_Exercise 1_
Using the text below on the constant_wrapper call operator, decide whether each statement agrees with it. Answer yes or no for each, and quote the deciding words exactly.
(a) According to the text, the specification describes two cases for the call.
(b) The implementation handles both cases within a single overload.
(c) `std::cw<5>` satisfies `constexpr-param`.
_Exercise 2_
In the text below on the constant_wrapper call operator, what is the exception specification stated to be equivalent to?
_Exercise 3_
Continue the text below on the constant_wrapper call operator from the point where it stops.

_Text provided_
◆ ◆ ◆ ◆ ◆ ◆ ◆

This should work according to the wording
https://www.open-std.org/jtc1/sc22/wg21/docs/papers/2026/p3978r3.pdf

```cpp
template<class... Args>
static constexpr decltype(auto) operator()(Args&&... args) noexcept(see below);
```

```
- Let call-expr be constant_wrapper<INVOKE (value, remove_cvref_t<Args>::value...)>{} if all types
in remove_cvref_t<Args>... satisfy constexpr-param and constant_wrapper<INVOKE (value, remove_-
cvref_t<Args>::value...)> is a valid type, otherwise let call-expr be INVOKE (value, std::forward<Args>(args)...).
- Constraints: call-expr is a valid expression.
- Effects: Equivalent to: return call-expr;
- Remarks: The exception specification is equivalent to noexcept(call-expr).
```

so basically the spec says, there are two cases
- constexpr-param case
-  runtime case

and if constexpr-param case works, uses it, otherwise fallback to
runtime case if it is valid, otherwise substitution error.

In this case, `std::cw<5>` satisfy `constexpr-param`, and
`constant_wrapper<Poison{}(5)>` is valid , it should just work. however,
our implementation implemented the two cases in two overload

```cpp
template <class... _Args>
    requires(__constexpr_param<remove_cvref_t<_Args>> && ...)

◆ ◆ ◆ ◆ ◆ ◆ ◆

_Material provided_
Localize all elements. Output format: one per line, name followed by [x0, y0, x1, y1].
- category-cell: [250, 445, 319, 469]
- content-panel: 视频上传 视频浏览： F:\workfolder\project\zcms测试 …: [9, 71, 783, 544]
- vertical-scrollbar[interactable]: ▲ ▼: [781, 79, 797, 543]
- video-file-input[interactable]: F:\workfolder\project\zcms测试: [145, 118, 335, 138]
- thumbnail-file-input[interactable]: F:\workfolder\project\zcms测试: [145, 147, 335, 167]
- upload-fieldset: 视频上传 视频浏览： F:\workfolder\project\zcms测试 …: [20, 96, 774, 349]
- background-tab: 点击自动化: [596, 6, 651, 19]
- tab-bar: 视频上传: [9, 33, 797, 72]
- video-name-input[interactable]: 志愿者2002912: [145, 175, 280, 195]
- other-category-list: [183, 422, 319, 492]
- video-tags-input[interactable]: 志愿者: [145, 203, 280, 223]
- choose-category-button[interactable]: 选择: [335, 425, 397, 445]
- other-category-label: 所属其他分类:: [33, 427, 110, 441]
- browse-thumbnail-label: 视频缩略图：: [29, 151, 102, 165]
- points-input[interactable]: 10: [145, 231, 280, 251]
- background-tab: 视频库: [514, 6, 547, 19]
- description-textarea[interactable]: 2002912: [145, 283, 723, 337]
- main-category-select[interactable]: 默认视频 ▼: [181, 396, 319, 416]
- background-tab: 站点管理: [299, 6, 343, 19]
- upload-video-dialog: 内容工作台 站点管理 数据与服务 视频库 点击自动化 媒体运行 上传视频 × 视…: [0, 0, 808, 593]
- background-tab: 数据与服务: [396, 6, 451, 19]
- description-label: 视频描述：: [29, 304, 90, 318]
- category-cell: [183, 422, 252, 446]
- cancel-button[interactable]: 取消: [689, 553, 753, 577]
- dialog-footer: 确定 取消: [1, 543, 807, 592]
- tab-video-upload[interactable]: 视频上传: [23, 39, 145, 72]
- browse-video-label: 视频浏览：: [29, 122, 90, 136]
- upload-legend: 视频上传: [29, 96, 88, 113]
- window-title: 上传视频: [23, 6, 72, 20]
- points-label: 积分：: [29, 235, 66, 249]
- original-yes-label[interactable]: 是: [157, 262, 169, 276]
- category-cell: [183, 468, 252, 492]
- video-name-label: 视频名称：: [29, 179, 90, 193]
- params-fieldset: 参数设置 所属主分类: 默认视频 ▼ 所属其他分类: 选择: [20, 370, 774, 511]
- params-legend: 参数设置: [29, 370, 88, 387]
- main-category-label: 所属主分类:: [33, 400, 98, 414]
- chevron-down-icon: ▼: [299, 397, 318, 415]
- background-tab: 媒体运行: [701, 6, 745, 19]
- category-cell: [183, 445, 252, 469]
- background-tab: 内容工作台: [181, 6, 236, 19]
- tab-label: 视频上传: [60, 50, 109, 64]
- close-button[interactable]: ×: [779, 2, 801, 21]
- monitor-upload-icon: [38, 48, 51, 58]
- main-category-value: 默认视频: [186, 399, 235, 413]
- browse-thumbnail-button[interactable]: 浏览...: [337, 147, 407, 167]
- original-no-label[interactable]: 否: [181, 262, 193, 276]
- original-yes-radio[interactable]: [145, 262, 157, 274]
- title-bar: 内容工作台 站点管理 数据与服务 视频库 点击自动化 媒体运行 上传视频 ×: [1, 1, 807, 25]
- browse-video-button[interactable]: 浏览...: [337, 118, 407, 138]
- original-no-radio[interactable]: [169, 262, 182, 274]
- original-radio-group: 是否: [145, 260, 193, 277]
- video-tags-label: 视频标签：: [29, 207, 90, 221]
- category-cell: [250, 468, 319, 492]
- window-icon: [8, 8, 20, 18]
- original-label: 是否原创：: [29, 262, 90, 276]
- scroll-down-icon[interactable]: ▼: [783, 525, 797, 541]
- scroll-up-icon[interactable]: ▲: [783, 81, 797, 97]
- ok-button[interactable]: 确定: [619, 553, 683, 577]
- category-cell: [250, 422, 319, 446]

◆ ◆ ◆ ◆ ◆ ◆ ◆

_Answer space 1_
(a) Yes: "so basically the spec says, there are two cases"
(b) No: "our implementation implemented the two cases in two overload"
(c) Yes: "`std::cw<5>` satisfy `constexpr-param`"

_Answer space 2_
It is equivalent to noexcept(call-expr).

_Answer space 3_
  _LIBCPP_HIDE_FROM_ABI static constexpr auto __call(_Args&&...) noexcept
      -> constant_wrapper<std::invoke(value, remove_cvref_t<_Args>::value...)> {
  return {};
  }

 template <class... _Args>
  _LIBCPP_HIDE_FROM_ABI static constexpr auto
  __call(_Args&&... __args) noexcept(noexcept(std::invoke(value, std::forward<_Args>(__args)...)))
      -> decltype(std::invoke(value, std::forward<_Args>(__args)...)) {
    return std::invoke(value, std::forward<_Args>(__args)...);
  }
```

The logic is that, both overloads use return type SFINAE and the
constexpr-param case's concept is more constrained so it will be picked
first if constexpr-param case works.

However, in this example, the second overload's return type SFINAE
causes a hard error by the `static_assert` in the user code.

The fix is simply constrain the second overload and not using return
type SFINAE so it short circuits if constexpr-param case is valid.


As a drive by, removed the internal helper function and directly make
the public interface `operator()` two overloads so that we can apply
`[[nodiscard]]` on the constexpr-param case
2026-04-25 14:20:40 +01:00
..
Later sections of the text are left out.